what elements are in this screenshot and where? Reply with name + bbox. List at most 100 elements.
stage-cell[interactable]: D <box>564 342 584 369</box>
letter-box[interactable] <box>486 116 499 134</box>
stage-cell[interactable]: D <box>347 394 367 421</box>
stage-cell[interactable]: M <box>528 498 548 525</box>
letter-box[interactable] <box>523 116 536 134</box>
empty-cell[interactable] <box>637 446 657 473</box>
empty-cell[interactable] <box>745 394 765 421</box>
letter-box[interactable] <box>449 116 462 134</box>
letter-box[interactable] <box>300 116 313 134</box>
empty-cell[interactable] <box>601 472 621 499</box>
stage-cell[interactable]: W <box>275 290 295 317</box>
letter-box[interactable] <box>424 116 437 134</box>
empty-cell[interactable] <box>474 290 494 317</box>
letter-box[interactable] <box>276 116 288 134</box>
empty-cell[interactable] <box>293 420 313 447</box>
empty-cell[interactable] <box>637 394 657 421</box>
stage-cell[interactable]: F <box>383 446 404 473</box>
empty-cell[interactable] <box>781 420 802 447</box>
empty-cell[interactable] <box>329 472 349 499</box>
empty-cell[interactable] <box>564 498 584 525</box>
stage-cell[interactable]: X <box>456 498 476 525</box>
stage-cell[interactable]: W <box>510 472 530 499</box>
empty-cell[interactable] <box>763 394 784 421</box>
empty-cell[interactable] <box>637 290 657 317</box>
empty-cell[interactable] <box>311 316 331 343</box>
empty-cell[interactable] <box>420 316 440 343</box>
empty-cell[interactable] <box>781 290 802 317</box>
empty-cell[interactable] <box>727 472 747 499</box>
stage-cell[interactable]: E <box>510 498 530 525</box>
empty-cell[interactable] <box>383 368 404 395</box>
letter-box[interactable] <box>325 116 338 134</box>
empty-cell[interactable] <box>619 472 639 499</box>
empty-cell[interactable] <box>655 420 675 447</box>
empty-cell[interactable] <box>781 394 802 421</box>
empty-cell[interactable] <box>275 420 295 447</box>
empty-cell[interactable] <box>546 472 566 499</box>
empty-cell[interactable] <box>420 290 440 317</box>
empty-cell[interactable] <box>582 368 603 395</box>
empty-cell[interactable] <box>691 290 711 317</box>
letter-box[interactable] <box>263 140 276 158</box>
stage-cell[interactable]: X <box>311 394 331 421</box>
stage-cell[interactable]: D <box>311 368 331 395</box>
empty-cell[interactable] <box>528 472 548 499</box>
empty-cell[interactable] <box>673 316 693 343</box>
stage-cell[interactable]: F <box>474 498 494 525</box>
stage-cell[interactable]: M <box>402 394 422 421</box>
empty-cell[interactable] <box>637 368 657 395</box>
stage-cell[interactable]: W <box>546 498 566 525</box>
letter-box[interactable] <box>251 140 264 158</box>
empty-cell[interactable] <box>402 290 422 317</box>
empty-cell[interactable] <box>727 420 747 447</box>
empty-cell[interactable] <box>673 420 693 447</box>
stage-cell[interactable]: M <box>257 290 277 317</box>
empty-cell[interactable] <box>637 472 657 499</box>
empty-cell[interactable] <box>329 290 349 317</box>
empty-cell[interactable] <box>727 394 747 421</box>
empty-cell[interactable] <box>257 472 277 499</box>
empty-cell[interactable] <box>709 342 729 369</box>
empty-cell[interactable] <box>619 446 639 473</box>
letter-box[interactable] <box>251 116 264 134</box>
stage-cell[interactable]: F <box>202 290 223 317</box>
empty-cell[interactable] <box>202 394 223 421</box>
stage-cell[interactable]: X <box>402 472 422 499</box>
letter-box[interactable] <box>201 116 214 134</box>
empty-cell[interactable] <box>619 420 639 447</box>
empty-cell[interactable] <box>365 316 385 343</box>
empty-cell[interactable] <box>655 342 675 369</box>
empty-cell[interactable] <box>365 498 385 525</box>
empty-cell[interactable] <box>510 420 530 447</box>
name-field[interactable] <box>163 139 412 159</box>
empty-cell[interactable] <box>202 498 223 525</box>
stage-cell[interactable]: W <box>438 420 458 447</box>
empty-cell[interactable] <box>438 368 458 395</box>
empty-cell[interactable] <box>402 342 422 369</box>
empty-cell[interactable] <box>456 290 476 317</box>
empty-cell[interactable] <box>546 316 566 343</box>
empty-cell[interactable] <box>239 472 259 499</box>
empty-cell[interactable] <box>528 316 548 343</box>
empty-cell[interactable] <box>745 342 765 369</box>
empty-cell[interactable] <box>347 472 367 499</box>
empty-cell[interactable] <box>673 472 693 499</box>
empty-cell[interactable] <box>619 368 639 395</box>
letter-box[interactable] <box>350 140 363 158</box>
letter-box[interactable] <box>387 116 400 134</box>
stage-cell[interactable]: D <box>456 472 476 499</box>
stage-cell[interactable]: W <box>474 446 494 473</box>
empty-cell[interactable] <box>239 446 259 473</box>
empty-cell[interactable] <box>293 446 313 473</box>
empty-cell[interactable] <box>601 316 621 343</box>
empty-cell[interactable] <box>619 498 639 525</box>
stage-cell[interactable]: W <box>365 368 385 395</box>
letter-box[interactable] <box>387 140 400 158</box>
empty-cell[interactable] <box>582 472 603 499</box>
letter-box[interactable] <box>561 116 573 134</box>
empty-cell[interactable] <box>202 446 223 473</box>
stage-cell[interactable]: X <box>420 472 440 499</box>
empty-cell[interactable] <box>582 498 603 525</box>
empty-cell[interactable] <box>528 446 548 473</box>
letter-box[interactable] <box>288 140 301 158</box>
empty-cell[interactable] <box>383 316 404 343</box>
============
(Die Aufgabenstellung) Schreib bitte alles vom Anfang des Materials bis hinunter zur Zeile mit „stage-cell[interactable]: M <box>528“ (diese eingeschlossen) unverändert ab.

(Fertige Lösung)
what elements are in this screenshot and where? Reply with name + bbox. List at most 100 elements.
stage-cell[interactable]: D <box>564 342 584 369</box>
letter-box[interactable] <box>486 116 499 134</box>
stage-cell[interactable]: D <box>347 394 367 421</box>
stage-cell[interactable]: M <box>528 498 548 525</box>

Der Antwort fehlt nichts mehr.